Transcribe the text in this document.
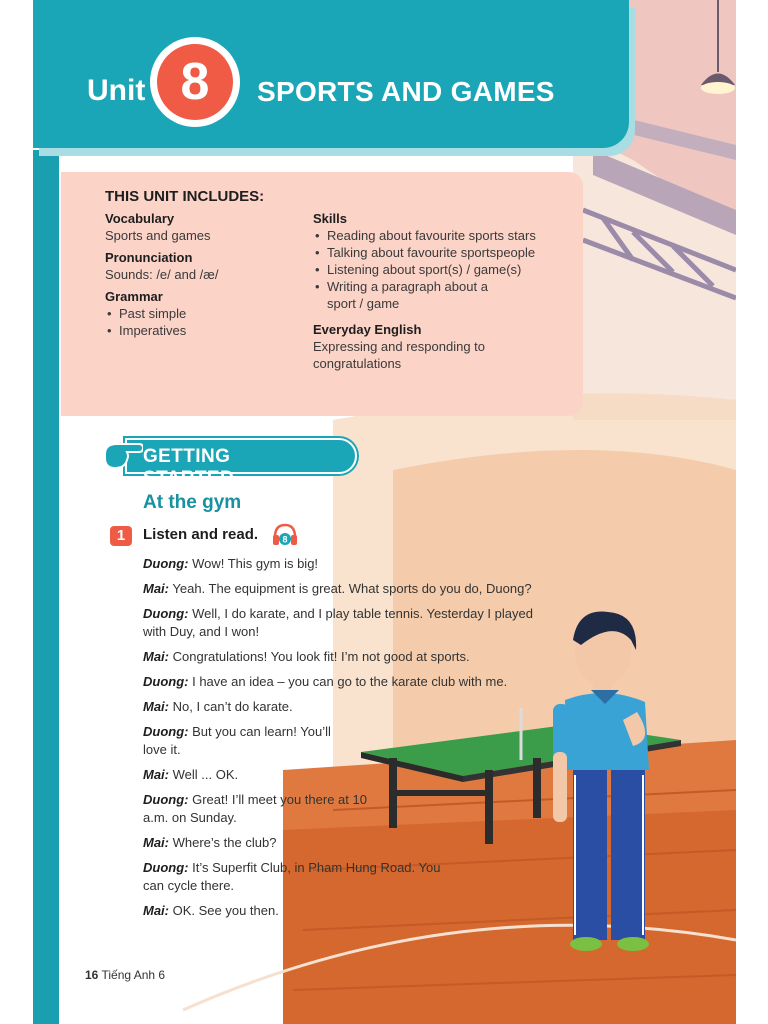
Unit 8	SPORTS AND GAMES
THIS UNIT INCLUDES:
Vocabulary
Sports and games
Pronunciation
Sounds: /e/ and /æ/
Grammar
• Past simple
• Imperatives
Skills
• Reading about favourite sports stars
• Talking about favourite sportspeople
• Listening about sport(s) / game(s)
• Writing a paragraph about a sport / game
Everyday English
Expressing and responding to congratulations
GETTING STARTED
At the gym
1	Listen and read.	8
Duong: Wow! This gym is big!
Mai: Yeah. The equipment is great. What sports do you do, Duong?
Duong: Well, I do karate, and I play table tennis. Yesterday I played with Duy, and I won!
Mai: Congratulations! You look fit! I’m not good at sports.
Duong: I have an idea – you can go to the karate club with me.
Mai: No, I can’t do karate.
Duong: But you can learn! You’ll love it.
Mai: Well ... OK.
Duong: Great! I’ll meet you there at 10 a.m. on Sunday.
Mai: Where’s the club?
Duong: It’s Superfit Club, in Pham Hung Road. You can cycle there.
Mai: OK. See you then.
16 Tiếng Anh 6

*-*-*

WRITTEN PROBLEM: Of the lines above, how many contain the word "Duong"? Provide the number and nothing else.

ANSWER TO THE PROBLEM: 7